DIRECTIONS FOR THIS TASK – Reproduce all entries precisely as they are written.

DATA –
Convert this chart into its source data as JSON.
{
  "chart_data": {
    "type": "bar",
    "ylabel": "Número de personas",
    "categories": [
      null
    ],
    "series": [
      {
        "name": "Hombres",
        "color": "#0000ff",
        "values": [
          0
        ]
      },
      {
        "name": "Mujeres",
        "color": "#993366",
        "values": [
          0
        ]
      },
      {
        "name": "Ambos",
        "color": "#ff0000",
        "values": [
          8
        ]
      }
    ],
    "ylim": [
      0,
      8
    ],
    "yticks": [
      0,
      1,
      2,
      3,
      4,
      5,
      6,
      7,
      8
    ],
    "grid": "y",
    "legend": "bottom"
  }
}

RESULT FOR THIS TASK –
Convert this chart into its source data as JSON.
{
  "chart_data": {
    "type": "bar",
    "ylabel": "Número de personas",
    "categories": [
      null
    ],
    "series": [
      {
        "name": "Hombres",
        "color": "#0000ff",
        "values": [
          0
        ]
      },
      {
        "name": "Mujeres",
        "color": "#993366",
        "values": [
          0
        ]
      },
      {
        "name": "Ambos",
        "color": "#ff0000",
        "values": [
          8
        ]
      }
    ],
    "ylim": [
      0,
      8
    ],
    "yticks": [
      0,
      1,
      2,
      3,
      4,
      5,
      6,
      7,
      8
    ],
    "grid": "y",
    "legend": "bottom"
  }
}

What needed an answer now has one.